Your instructions
Copy the lines holding the word "omgeving", all of them.

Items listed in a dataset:
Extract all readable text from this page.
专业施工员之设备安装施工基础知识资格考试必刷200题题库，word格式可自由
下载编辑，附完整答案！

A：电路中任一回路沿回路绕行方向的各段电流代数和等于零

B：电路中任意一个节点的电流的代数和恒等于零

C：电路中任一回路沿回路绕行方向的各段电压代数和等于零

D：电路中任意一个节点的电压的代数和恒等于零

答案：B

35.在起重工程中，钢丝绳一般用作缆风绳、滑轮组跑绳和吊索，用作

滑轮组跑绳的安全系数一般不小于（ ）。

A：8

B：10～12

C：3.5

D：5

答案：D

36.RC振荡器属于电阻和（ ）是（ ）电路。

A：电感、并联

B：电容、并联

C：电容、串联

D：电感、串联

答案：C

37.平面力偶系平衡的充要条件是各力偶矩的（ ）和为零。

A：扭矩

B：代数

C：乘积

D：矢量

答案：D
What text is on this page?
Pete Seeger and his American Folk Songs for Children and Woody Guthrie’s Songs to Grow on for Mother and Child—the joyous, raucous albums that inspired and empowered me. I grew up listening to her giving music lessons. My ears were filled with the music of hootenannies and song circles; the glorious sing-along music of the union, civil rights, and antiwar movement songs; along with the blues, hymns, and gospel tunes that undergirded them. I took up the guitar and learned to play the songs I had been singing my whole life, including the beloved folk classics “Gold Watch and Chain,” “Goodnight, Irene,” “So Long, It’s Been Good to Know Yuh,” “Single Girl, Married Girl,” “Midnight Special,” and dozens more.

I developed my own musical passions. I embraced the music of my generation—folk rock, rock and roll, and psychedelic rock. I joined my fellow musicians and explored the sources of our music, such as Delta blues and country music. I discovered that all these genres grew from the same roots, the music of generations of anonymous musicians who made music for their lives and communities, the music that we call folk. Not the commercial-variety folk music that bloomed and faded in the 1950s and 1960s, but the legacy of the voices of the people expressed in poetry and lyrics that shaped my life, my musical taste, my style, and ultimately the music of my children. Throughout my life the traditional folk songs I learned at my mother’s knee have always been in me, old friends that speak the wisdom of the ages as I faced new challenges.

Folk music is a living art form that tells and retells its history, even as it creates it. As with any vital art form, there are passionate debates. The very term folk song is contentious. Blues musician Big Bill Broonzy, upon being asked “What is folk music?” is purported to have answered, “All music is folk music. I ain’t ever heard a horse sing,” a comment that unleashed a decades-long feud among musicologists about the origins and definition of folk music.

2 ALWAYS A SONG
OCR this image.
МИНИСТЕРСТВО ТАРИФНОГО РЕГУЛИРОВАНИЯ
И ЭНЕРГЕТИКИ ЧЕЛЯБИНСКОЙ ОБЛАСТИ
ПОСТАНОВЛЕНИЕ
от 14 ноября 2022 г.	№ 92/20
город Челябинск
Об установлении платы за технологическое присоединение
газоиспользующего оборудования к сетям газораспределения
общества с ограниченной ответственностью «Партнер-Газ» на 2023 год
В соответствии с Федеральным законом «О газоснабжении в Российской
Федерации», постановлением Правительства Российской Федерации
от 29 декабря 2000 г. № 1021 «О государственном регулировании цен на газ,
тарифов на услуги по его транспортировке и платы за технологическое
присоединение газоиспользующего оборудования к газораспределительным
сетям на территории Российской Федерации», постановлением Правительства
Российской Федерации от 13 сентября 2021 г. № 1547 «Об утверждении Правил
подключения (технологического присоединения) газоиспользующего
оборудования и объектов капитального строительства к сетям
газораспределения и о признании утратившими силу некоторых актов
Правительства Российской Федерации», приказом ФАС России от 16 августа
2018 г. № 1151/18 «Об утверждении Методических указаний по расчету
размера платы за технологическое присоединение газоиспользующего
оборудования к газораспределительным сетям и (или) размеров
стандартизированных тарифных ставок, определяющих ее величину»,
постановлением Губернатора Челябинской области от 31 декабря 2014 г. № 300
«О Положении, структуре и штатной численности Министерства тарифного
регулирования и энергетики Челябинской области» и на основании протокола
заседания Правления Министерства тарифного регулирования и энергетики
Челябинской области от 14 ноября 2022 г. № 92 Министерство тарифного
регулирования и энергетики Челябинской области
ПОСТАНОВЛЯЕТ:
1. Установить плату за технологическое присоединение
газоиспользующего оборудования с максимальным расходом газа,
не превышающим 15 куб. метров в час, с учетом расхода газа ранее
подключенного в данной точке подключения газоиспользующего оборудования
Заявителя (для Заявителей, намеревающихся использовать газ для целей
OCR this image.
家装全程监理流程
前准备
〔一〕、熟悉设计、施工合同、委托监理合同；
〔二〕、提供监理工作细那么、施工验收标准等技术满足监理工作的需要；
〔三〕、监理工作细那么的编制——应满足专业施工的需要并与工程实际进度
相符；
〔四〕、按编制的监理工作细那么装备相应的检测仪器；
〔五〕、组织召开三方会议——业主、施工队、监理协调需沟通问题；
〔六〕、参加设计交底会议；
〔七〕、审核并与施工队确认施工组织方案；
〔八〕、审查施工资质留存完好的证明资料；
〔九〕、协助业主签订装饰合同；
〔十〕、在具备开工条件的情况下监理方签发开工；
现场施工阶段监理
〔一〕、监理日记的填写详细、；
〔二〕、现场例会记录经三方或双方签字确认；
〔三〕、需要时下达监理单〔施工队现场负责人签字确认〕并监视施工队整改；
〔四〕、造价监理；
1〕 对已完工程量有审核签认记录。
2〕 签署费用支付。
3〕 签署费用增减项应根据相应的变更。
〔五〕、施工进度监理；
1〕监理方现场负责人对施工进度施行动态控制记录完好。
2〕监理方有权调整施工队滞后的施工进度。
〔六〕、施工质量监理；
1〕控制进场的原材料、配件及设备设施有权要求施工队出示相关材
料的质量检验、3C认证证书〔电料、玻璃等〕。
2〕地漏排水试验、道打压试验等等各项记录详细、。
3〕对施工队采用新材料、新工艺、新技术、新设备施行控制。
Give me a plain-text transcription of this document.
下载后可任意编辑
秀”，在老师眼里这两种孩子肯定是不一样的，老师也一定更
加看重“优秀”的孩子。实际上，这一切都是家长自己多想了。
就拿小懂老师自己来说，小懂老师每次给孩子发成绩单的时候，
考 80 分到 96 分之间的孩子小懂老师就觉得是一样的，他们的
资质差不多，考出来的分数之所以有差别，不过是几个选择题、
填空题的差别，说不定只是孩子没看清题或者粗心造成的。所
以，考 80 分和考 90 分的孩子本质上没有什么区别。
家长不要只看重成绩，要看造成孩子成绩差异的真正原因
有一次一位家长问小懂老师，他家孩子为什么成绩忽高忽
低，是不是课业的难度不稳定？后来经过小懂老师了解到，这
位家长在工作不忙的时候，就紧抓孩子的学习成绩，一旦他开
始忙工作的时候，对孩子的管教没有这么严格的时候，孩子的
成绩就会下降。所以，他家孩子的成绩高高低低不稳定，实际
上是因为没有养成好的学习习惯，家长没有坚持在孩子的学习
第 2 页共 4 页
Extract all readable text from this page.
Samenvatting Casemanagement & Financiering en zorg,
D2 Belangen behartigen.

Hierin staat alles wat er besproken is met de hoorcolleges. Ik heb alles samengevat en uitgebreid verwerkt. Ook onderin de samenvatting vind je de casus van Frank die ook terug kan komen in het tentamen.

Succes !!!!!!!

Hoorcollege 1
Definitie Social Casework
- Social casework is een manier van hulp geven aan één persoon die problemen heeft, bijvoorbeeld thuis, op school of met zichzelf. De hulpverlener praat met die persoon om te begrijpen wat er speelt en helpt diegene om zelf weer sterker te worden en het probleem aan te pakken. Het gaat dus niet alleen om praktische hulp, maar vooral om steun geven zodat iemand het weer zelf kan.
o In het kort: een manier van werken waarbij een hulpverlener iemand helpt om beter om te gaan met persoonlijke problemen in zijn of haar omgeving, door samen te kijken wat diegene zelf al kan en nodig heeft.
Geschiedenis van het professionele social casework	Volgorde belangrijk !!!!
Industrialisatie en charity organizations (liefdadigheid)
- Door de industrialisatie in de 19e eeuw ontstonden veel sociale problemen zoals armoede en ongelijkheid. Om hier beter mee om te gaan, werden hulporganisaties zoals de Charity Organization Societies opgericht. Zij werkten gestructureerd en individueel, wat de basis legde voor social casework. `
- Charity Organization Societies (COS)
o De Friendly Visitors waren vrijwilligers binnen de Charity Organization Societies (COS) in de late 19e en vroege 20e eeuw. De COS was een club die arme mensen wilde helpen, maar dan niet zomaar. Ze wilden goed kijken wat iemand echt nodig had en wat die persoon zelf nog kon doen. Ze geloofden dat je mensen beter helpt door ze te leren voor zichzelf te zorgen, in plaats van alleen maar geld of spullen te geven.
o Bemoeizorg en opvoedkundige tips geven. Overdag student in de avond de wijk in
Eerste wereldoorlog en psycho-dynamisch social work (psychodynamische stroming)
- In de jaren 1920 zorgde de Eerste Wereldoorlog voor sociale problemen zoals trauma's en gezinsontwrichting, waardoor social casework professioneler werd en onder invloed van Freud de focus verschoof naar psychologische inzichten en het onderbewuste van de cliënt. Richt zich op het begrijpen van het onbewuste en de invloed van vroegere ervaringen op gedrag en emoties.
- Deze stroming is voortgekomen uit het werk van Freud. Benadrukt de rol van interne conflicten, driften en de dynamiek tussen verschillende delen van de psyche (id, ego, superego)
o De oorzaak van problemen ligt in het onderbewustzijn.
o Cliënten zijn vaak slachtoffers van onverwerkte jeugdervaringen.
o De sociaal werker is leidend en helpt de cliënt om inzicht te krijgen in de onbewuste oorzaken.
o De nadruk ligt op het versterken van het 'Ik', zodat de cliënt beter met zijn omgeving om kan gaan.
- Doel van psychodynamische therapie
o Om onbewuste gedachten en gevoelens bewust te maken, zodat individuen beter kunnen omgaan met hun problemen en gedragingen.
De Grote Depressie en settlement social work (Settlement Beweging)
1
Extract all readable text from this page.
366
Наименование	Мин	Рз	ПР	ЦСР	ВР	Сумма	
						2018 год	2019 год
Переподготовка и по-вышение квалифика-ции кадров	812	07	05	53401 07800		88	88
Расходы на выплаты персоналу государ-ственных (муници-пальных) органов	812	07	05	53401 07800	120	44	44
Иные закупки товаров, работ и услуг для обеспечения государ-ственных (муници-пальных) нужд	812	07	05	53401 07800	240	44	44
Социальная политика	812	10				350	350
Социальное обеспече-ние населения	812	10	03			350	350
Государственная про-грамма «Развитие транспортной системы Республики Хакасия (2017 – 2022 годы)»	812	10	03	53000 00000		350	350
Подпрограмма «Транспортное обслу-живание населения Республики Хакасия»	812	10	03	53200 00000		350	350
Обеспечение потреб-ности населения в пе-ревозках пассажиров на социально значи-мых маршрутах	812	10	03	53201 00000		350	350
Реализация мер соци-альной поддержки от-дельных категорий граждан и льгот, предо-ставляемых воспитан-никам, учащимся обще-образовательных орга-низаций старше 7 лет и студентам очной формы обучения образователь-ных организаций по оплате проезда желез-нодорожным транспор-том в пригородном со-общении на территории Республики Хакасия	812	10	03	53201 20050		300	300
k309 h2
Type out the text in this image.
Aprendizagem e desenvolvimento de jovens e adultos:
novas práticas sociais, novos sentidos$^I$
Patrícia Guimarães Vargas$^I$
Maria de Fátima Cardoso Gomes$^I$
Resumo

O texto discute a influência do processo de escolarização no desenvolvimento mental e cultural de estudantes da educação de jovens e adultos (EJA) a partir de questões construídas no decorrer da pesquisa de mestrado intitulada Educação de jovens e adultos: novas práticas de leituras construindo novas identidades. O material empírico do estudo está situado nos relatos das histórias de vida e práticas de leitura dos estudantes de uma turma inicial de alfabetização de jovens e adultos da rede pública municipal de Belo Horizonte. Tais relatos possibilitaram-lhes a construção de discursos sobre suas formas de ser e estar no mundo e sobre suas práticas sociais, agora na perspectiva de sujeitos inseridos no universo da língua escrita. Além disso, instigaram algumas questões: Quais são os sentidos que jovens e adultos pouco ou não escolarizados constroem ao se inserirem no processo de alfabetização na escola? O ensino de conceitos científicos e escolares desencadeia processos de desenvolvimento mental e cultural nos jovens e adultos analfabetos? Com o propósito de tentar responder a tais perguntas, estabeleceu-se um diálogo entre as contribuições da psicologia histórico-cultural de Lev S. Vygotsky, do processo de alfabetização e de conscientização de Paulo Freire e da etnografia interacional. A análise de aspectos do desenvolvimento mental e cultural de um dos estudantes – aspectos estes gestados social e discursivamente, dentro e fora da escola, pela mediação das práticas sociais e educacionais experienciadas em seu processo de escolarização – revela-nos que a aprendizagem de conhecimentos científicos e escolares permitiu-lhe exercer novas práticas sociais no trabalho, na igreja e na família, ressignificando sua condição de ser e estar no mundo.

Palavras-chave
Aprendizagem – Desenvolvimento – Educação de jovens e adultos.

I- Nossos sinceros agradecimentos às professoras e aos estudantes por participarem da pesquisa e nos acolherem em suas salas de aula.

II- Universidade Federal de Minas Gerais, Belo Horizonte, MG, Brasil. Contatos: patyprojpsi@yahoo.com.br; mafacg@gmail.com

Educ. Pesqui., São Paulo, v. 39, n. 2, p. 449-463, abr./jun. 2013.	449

Written answer
o In het kort: een manier van werken waarbij een hulpverlener iemand helpt om beter om te gaan met persoonlijke problemen in zijn of haar omgeving, door samen te kijken wat diegene zelf al kan en nodig heeft.
o De nadruk ligt op het versterken van het 'Ik', zodat de cliënt beter met zijn omgeving om kan gaan.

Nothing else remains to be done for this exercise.